BEGIN

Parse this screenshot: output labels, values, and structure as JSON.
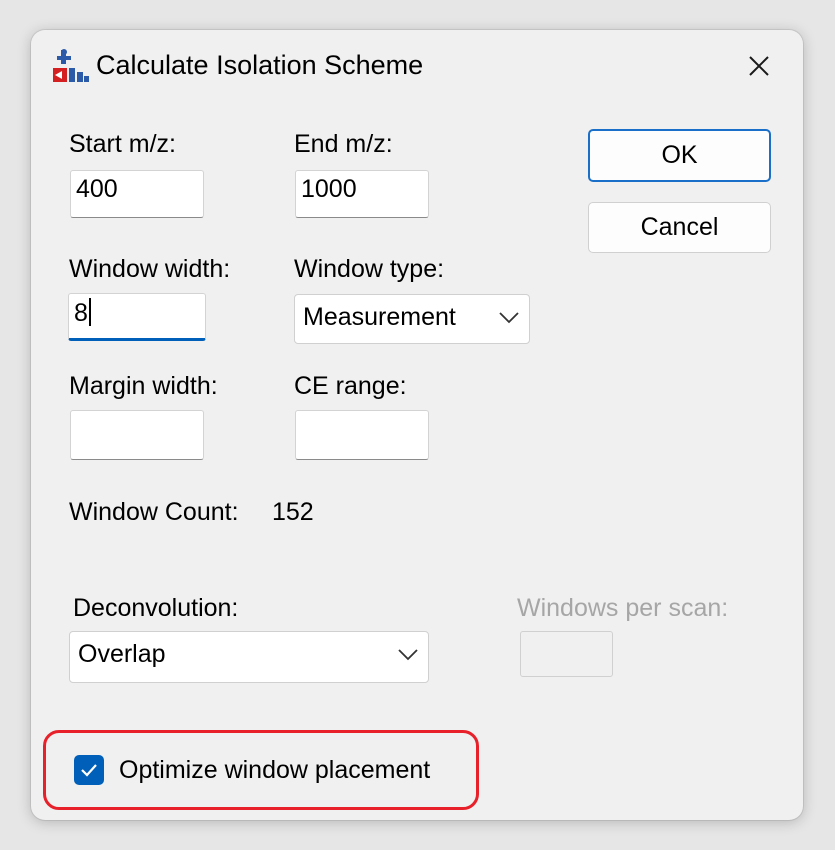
{
  "dialog": {
    "title": "Calculate Isolation Scheme",
    "icons": {
      "app": "app-logo-icon",
      "close": "close-icon"
    }
  },
  "fields": {
    "start_mz": {
      "label": "Start m/z:",
      "value": "400"
    },
    "end_mz": {
      "label": "End m/z:",
      "value": "1000"
    },
    "window_width": {
      "label": "Window width:",
      "value": "8"
    },
    "window_type": {
      "label": "Window type:",
      "selected": "Measurement"
    },
    "margin_width": {
      "label": "Margin width:",
      "value": ""
    },
    "ce_range": {
      "label": "CE range:",
      "value": ""
    }
  },
  "window_count": {
    "label": "Window Count:",
    "value": "152"
  },
  "deconvolution": {
    "label": "Deconvolution:",
    "selected": "Overlap"
  },
  "windows_per_scan": {
    "label": "Windows per scan:",
    "value": "",
    "enabled": false
  },
  "optimize": {
    "label": "Optimize window placement",
    "checked": true
  },
  "buttons": {
    "ok": "OK",
    "cancel": "Cancel"
  },
  "colors": {
    "accent": "#005fb8",
    "highlight": "#e8202a",
    "disabled_text": "#a6a6a6"
  }
}
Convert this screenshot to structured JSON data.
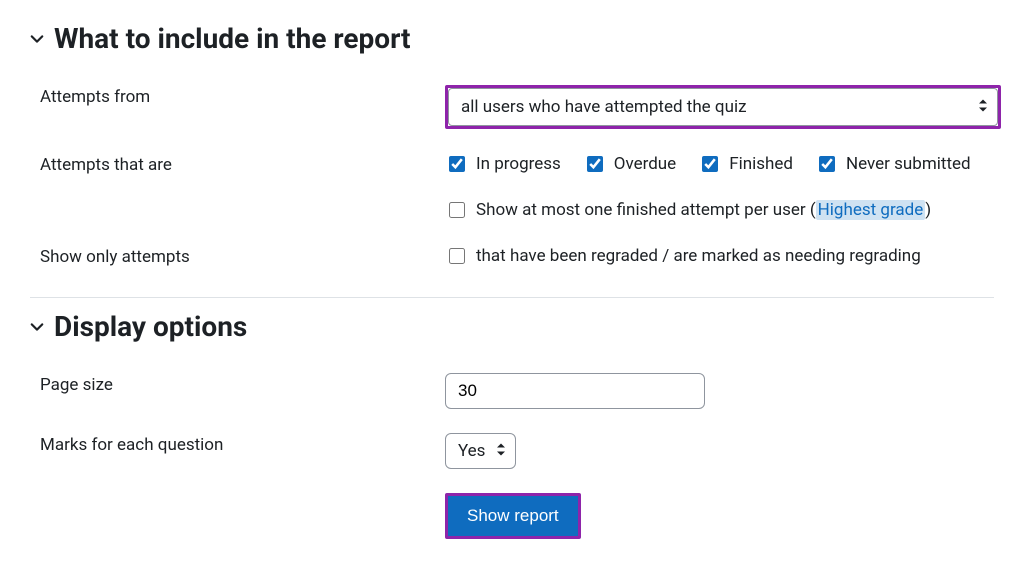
{
  "section1": {
    "heading": "What to include in the report",
    "attempts_from_label": "Attempts from",
    "attempts_from_value": "all users who have attempted the quiz",
    "attempts_that_are_label": "Attempts that are",
    "states": {
      "in_progress": "In progress",
      "overdue": "Overdue",
      "finished": "Finished",
      "never_submitted": "Never submitted"
    },
    "show_at_most_prefix": "Show at most one finished attempt per user (",
    "highest_grade": "Highest grade",
    "show_at_most_suffix": ")",
    "show_only_label": "Show only attempts",
    "regraded_label": "that have been regraded / are marked as needing regrading"
  },
  "section2": {
    "heading": "Display options",
    "page_size_label": "Page size",
    "page_size_value": "30",
    "marks_label": "Marks for each question",
    "marks_value": "Yes"
  },
  "submit_label": "Show report"
}
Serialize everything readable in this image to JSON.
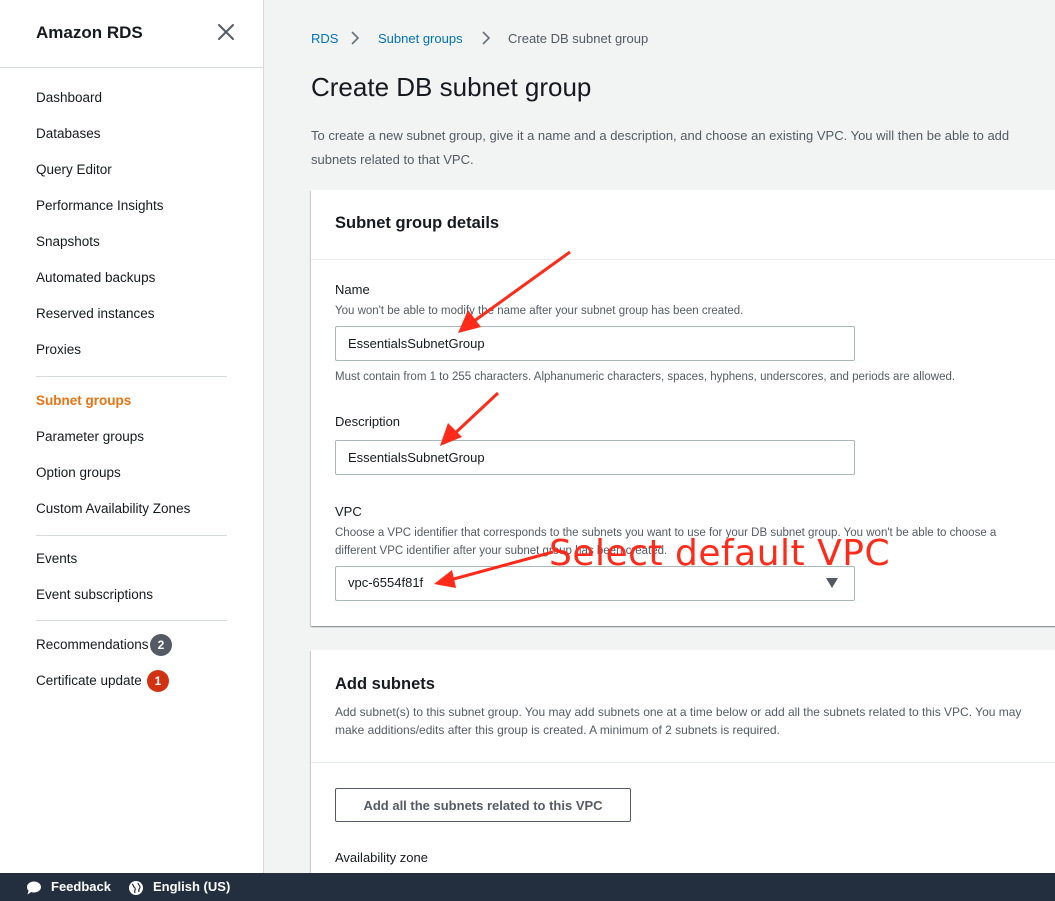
{
  "sidebar": {
    "title": "Amazon RDS",
    "items": [
      {
        "label": "Dashboard"
      },
      {
        "label": "Databases"
      },
      {
        "label": "Query Editor"
      },
      {
        "label": "Performance Insights"
      },
      {
        "label": "Snapshots"
      },
      {
        "label": "Automated backups"
      },
      {
        "label": "Reserved instances"
      },
      {
        "label": "Proxies"
      },
      {
        "label": "Subnet groups",
        "active": true
      },
      {
        "label": "Parameter groups"
      },
      {
        "label": "Option groups"
      },
      {
        "label": "Custom Availability Zones"
      },
      {
        "label": "Events"
      },
      {
        "label": "Event subscriptions"
      },
      {
        "label": "Recommendations",
        "badge": "2"
      },
      {
        "label": "Certificate update",
        "badge": "1"
      }
    ]
  },
  "breadcrumb": [
    "RDS",
    "Subnet groups",
    "Create DB subnet group"
  ],
  "page": {
    "title": "Create DB subnet group",
    "description": "To create a new subnet group, give it a name and a description, and choose an existing VPC. You will then be able to add subnets related to that VPC."
  },
  "details": {
    "title": "Subnet group details",
    "name_label": "Name",
    "name_desc": "You won't be able to modify the name after your subnet group has been created.",
    "name_value": "EssentialsSubnetGroup",
    "name_hint": "Must contain from 1 to 255 characters. Alphanumeric characters, spaces, hyphens, underscores, and periods are allowed.",
    "description_label": "Description",
    "description_value": "EssentialsSubnetGroup",
    "vpc_label": "VPC",
    "vpc_desc": "Choose a VPC identifier that corresponds to the subnets you want to use for your DB subnet group. You won't be able to choose a different VPC identifier after your subnet group has been created.",
    "vpc_value": "vpc-6554f81f"
  },
  "subnets": {
    "title": "Add subnets",
    "desc": "Add subnet(s) to this subnet group. You may add subnets one at a time below or add all the subnets related to this VPC. You may make additions/edits after this group is created. A minimum of 2 subnets is required.",
    "add_all_button": "Add all the subnets related to this VPC",
    "az_label": "Availability zone"
  },
  "annotation": {
    "text": "Select default VPC",
    "color": "#ff2a1a"
  },
  "footer": {
    "feedback": "Feedback",
    "language": "English (US)"
  },
  "colors": {
    "active_nav": "#ec7211",
    "link": "#0073bb",
    "footer_bg": "#232f3e",
    "badge_grey": "#545b64",
    "badge_red": "#d13212"
  }
}
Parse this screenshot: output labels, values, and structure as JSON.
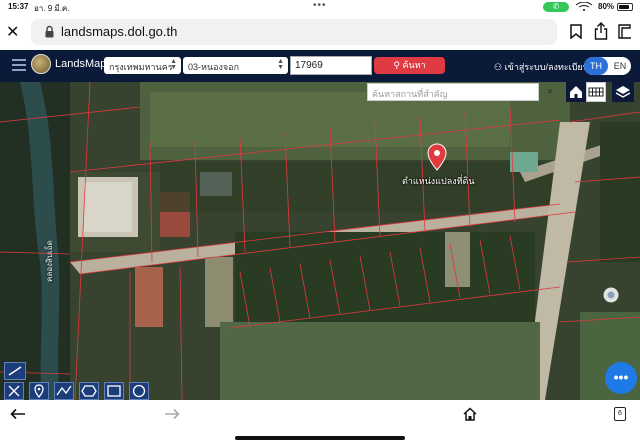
{
  "status_bar": {
    "time": "15:37",
    "date": "อา. 9 มี.ค.",
    "call_icon": "phone-icon",
    "battery_percent": "80%",
    "battery_level": 0.8
  },
  "browser": {
    "url": "landsmaps.dol.go.th",
    "close_icon": "close-icon",
    "lock_icon": "lock-icon",
    "bookmark_icon": "bookmark-icon",
    "share_icon": "share-icon",
    "tabs_icon": "tabs-icon",
    "tab_count": "6"
  },
  "toolbar": {
    "app_name": "LandsMaps",
    "province": "กรุงเทพมหานคร",
    "district": "03-หนองจอก",
    "parcel_number": "17969",
    "search_label": "ค้นหา",
    "login_label": "เข้าสู่ระบบ/ลงทะเบียน",
    "lang_th": "TH",
    "lang_en": "EN"
  },
  "map": {
    "place_search_placeholder": "ค้นหาสถานที่สำคัญ",
    "clear_label": "×",
    "marker_label": "ตำแหน่งแปลงที่ดิน",
    "road_label": "คลองสิบเอ็ด",
    "fab_label": "•••",
    "accent_color": "#e03b42",
    "toolbar_color": "#0c1a3a"
  }
}
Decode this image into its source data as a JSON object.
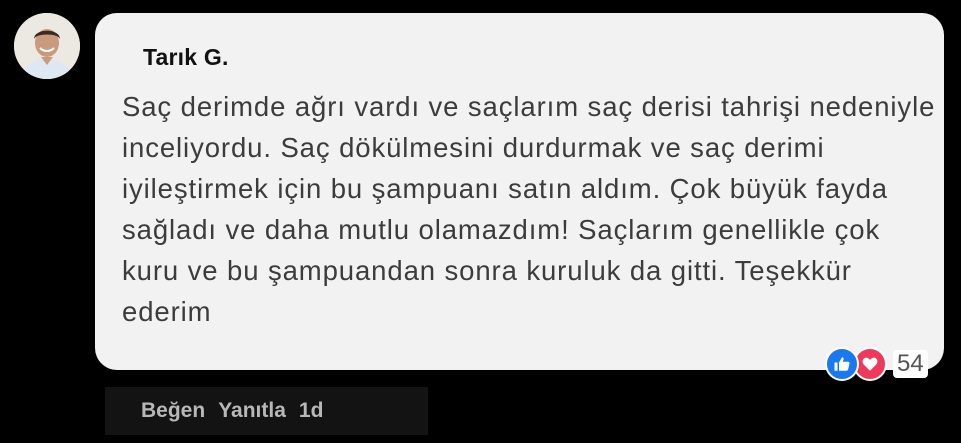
{
  "comment": {
    "author": "Tarık G.",
    "text": "Saç derimde ağrı vardı ve saçlarım saç derisi tahrişi nedeniyle inceliyordu. Saç dökülmesini durdurmak ve saç derimi iyileştirmek için bu şampuanı satın aldım. Çok büyük fayda sağladı ve daha mutlu olamazdım! Saçlarım genellikle çok kuru ve bu şampuandan sonra kuruluk da gitti. Teşekkür ederim",
    "reactions": {
      "icons": [
        "like-icon",
        "love-icon"
      ],
      "count": "54",
      "like_color": "#1a79f0",
      "love_color": "#f0395a"
    },
    "actions": {
      "like_label": "Beğen",
      "reply_label": "Yanıtla",
      "timestamp": "1d"
    }
  },
  "colors": {
    "background": "#000000",
    "bubble": "#f2f2f2",
    "text": "#3c3c3c"
  }
}
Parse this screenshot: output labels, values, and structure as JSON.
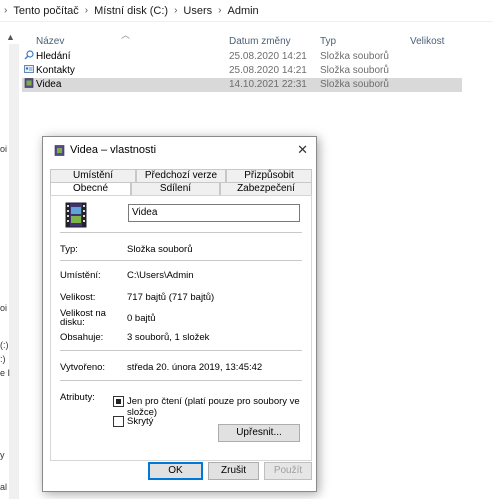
{
  "breadcrumb": {
    "items": [
      "Tento počítač",
      "Místní disk (C:)",
      "Users",
      "Admin"
    ],
    "separator": "›",
    "leading_separator": "›"
  },
  "nav_fragments": [
    "oi",
    "oi",
    "(:)",
    ":)",
    "e I",
    "y",
    "al"
  ],
  "columns": {
    "name": "Název",
    "date": "Datum změny",
    "type": "Typ",
    "size": "Velikost"
  },
  "files": [
    {
      "name": "Hledání",
      "date": "25.08.2020 14:21",
      "type": "Složka souborů",
      "icon": "search-folder-icon",
      "selected": false
    },
    {
      "name": "Kontakty",
      "date": "25.08.2020 14:21",
      "type": "Složka souborů",
      "icon": "contacts-folder-icon",
      "selected": false
    },
    {
      "name": "Videa",
      "date": "14.10.2021 22:31",
      "type": "Složka souborů",
      "icon": "videos-folder-icon",
      "selected": true
    }
  ],
  "dialog": {
    "title": "Videa – vlastnosti",
    "close_glyph": "✕",
    "tabs_row1": [
      "Umístění",
      "Předchozí verze",
      "Přizpůsobit"
    ],
    "tabs_row2": [
      "Obecné",
      "Sdílení",
      "Zabezpečení"
    ],
    "active_tab": "Obecné",
    "folder_name": "Videa",
    "props": {
      "type_label": "Typ:",
      "type_value": "Složka souborů",
      "location_label": "Umístění:",
      "location_value": "C:\\Users\\Admin",
      "size_label": "Velikost:",
      "size_value": "717 bajtů (717 bajtů)",
      "disk_size_label_1": "Velikost na",
      "disk_size_label_2": "disku:",
      "disk_size_value": "0 bajtů",
      "contains_label": "Obsahuje:",
      "contains_value": "3 souborů, 1 složek",
      "created_label": "Vytvořeno:",
      "created_value": "středa 20. února 2019, 13:45:42",
      "attributes_label": "Atributy:"
    },
    "readonly_label": "Jen pro čtení (platí pouze pro soubory ve složce)",
    "readonly_state": "indeterminate",
    "hidden_label": "Skrytý",
    "hidden_state": "unchecked",
    "advanced_button": "Upřesnit...",
    "ok_button": "OK",
    "cancel_button": "Zrušit",
    "apply_button": "Použít"
  },
  "colors": {
    "selection": "#d9d9d9",
    "column_header": "#4c607a",
    "secondary_text": "#6d6d6d",
    "default_button_border": "#0078d7"
  }
}
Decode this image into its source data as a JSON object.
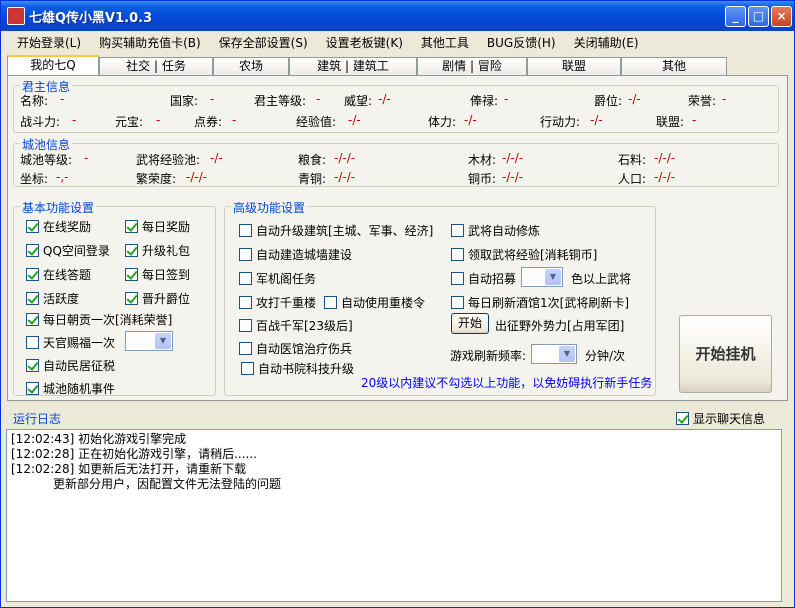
{
  "window": {
    "title": "七雄Q传小黑V1.0.3"
  },
  "window_buttons": {
    "minimize": "_",
    "maximize": "□",
    "close": "×"
  },
  "menu": [
    "开始登录(L)",
    "购买辅助充值卡(B)",
    "保存全部设置(S)",
    "设置老板键(K)",
    "其他工具",
    "BUG反馈(H)",
    "关闭辅助(E)"
  ],
  "tabs": [
    "我的七Q",
    "社交 | 任务",
    "农场",
    "建筑 | 建筑工",
    "剧情 | 冒险",
    "联盟",
    "其他"
  ],
  "monarch": {
    "title": "君主信息",
    "row1": [
      {
        "label": "名称:",
        "value": "-"
      },
      {
        "label": "国家:",
        "value": "-"
      },
      {
        "label": "君主等级:",
        "value": "-"
      },
      {
        "label": "威望:",
        "value": "-/-"
      },
      {
        "label": "俸禄:",
        "value": "-"
      },
      {
        "label": "爵位:",
        "value": "-/-"
      },
      {
        "label": "荣誉:",
        "value": "-"
      }
    ],
    "row2": [
      {
        "label": "战斗力:",
        "value": "-"
      },
      {
        "label": "元宝:",
        "value": "-"
      },
      {
        "label": "点券:",
        "value": "-"
      },
      {
        "label": "经验值:",
        "value": "-/-"
      },
      {
        "label": "体力:",
        "value": "-/-"
      },
      {
        "label": "行动力:",
        "value": "-/-"
      },
      {
        "label": "联盟:",
        "value": "-"
      }
    ]
  },
  "city": {
    "title": "城池信息",
    "row1": [
      {
        "label": "城池等级:",
        "value": "-"
      },
      {
        "label": "武将经验池:",
        "value": "-/-"
      },
      {
        "label": "粮食:",
        "value": "-/-/-"
      },
      {
        "label": "木材:",
        "value": "-/-/-"
      },
      {
        "label": "石料:",
        "value": "-/-/-"
      }
    ],
    "row2": [
      {
        "label": "坐标:",
        "value": "-,-"
      },
      {
        "label": "繁荣度:",
        "value": "-/-/-"
      },
      {
        "label": "青铜:",
        "value": "-/-/-"
      },
      {
        "label": "铜币:",
        "value": "-/-/-"
      },
      {
        "label": "人口:",
        "value": "-/-/-"
      }
    ]
  },
  "basic": {
    "title": "基本功能设置",
    "left": [
      {
        "label": "在线奖励",
        "checked": true
      },
      {
        "label": "QQ空间登录",
        "checked": true
      },
      {
        "label": "在线答题",
        "checked": true
      },
      {
        "label": "活跃度",
        "checked": true
      }
    ],
    "right": [
      {
        "label": "每日奖励",
        "checked": true
      },
      {
        "label": "升级礼包",
        "checked": true
      },
      {
        "label": "每日签到",
        "checked": true
      },
      {
        "label": "晋升爵位",
        "checked": true
      }
    ],
    "wide": [
      {
        "label": "每日朝贡一次[消耗荣誉]",
        "checked": true
      },
      {
        "label": "天官赐福一次",
        "checked": false
      },
      {
        "label": "自动民居征税",
        "checked": true
      },
      {
        "label": "城池随机事件",
        "checked": true
      }
    ]
  },
  "advanced": {
    "title": "高级功能设置",
    "left": [
      {
        "label": "自动升级建筑[主城、军事、经济]",
        "checked": false
      },
      {
        "label": "自动建造城墙建设",
        "checked": false
      },
      {
        "label": "军机阁任务",
        "checked": false
      },
      {
        "label": "攻打千重楼",
        "checked": false
      },
      {
        "label": "百战千军[23级后]",
        "checked": false
      },
      {
        "label": "自动医馆治疗伤兵",
        "checked": false
      },
      {
        "label": "自动书院科技升级",
        "checked": false
      }
    ],
    "use_token": {
      "label": "自动使用重楼令",
      "checked": false
    },
    "right": [
      {
        "label": "武将自动修炼",
        "checked": false
      },
      {
        "label": "领取武将经验[消耗铜币]",
        "checked": false
      },
      {
        "label": "自动招募",
        "checked": false
      },
      {
        "label": "每日刷新酒馆1次[武将刷新卡]",
        "checked": false
      }
    ],
    "recruit_suffix": "色以上武将",
    "start_button": "开始",
    "expedition_label": "出征野外势力[占用军团]",
    "refresh_label": "游戏刷新频率:",
    "refresh_unit": "分钟/次",
    "tip": "20级以内建议不勾选以上功能，以免妨碍执行新手任务"
  },
  "start_hook_button": "开始挂机",
  "log": {
    "title": "运行日志",
    "show_chat": {
      "label": "显示聊天信息",
      "checked": true
    },
    "lines": [
      "[12:02:43] 初始化游戏引擎完成",
      "[12:02:28] 正在初始化游戏引擎，请稍后......",
      "[12:02:28] 如更新后无法打开，请重新下载",
      "           更新部分用户，因配置文件无法登陆的问题"
    ]
  }
}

END

Report each line of the material above where the word "Velikost" appears.

> **SOLUTION BELOW**:
    "size": "Velikost"
      "size_label": "Velikost:",
      "disk_size_label_1": "Velikost na",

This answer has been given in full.